Recorded data:
=== Begin Enclosure ===
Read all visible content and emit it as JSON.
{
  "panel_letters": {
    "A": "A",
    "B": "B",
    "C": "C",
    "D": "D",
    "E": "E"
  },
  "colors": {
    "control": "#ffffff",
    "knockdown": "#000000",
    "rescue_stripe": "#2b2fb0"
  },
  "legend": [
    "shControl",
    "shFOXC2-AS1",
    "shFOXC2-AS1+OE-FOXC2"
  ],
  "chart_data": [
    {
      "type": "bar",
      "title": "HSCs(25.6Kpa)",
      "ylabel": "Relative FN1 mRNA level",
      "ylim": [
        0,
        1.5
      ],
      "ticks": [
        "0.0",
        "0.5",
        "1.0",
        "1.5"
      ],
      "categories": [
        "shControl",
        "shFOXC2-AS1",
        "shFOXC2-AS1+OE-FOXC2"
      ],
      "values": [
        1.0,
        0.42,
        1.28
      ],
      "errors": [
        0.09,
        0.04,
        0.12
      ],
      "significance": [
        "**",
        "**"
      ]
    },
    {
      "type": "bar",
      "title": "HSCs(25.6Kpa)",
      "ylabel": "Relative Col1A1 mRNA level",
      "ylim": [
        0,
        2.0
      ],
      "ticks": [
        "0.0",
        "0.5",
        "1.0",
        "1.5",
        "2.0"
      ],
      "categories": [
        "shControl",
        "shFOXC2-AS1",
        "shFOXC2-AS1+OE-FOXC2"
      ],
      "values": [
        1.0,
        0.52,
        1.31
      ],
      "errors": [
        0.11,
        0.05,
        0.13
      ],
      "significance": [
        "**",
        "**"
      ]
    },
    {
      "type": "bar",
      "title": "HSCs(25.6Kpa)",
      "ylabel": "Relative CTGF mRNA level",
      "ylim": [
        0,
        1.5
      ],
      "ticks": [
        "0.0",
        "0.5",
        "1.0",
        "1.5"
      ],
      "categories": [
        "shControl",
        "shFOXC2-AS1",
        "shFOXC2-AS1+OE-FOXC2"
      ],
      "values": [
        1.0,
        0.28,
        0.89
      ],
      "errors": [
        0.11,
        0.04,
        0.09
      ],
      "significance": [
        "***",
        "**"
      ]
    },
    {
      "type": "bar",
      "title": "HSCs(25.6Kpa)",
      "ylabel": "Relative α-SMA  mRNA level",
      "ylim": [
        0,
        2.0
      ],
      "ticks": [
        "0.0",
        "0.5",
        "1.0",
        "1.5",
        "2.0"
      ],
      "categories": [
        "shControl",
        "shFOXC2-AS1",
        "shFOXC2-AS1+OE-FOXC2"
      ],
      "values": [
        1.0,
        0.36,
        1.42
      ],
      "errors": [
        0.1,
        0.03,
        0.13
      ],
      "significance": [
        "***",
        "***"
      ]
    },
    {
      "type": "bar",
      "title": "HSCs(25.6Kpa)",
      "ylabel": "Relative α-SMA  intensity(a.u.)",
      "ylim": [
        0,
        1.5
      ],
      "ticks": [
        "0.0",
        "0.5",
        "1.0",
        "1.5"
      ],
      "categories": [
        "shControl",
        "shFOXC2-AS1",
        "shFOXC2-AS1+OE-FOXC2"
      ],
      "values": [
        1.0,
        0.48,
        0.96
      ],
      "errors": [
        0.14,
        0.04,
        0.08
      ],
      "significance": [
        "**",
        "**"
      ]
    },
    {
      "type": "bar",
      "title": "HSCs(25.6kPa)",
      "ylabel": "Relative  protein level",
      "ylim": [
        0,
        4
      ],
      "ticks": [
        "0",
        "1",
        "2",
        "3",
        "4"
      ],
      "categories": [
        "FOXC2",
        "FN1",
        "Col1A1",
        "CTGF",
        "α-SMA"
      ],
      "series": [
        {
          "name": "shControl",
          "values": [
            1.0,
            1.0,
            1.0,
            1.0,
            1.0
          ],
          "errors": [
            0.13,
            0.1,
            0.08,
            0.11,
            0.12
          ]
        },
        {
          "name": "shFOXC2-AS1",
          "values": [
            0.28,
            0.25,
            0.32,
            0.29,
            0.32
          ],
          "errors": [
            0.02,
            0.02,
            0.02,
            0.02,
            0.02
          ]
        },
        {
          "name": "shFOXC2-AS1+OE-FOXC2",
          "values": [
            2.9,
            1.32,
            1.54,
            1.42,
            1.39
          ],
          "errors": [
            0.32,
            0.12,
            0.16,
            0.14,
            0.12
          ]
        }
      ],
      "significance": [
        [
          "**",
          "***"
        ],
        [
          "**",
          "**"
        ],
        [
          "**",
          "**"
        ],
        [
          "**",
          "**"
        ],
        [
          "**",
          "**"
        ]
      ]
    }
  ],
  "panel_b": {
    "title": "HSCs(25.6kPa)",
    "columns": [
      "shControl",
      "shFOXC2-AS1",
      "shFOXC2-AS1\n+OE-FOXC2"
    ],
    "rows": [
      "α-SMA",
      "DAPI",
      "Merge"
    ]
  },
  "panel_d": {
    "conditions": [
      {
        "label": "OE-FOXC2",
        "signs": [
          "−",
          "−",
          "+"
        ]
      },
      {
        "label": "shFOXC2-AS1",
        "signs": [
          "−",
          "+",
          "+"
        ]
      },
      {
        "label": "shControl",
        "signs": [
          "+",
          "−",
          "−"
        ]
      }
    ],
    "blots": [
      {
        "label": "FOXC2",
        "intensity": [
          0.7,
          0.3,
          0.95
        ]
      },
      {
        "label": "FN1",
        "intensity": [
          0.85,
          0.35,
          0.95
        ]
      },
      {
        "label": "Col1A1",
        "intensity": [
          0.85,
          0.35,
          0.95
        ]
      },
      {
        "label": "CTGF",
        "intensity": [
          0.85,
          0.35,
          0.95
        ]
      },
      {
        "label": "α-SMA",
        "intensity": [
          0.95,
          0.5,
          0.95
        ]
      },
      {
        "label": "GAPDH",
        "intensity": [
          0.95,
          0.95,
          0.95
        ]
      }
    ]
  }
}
=== End Enclosure ===
◆ Your task
Check each line of the data for the string "mRNA" and state how many lines contain it, without any other output.

◆ Task output
4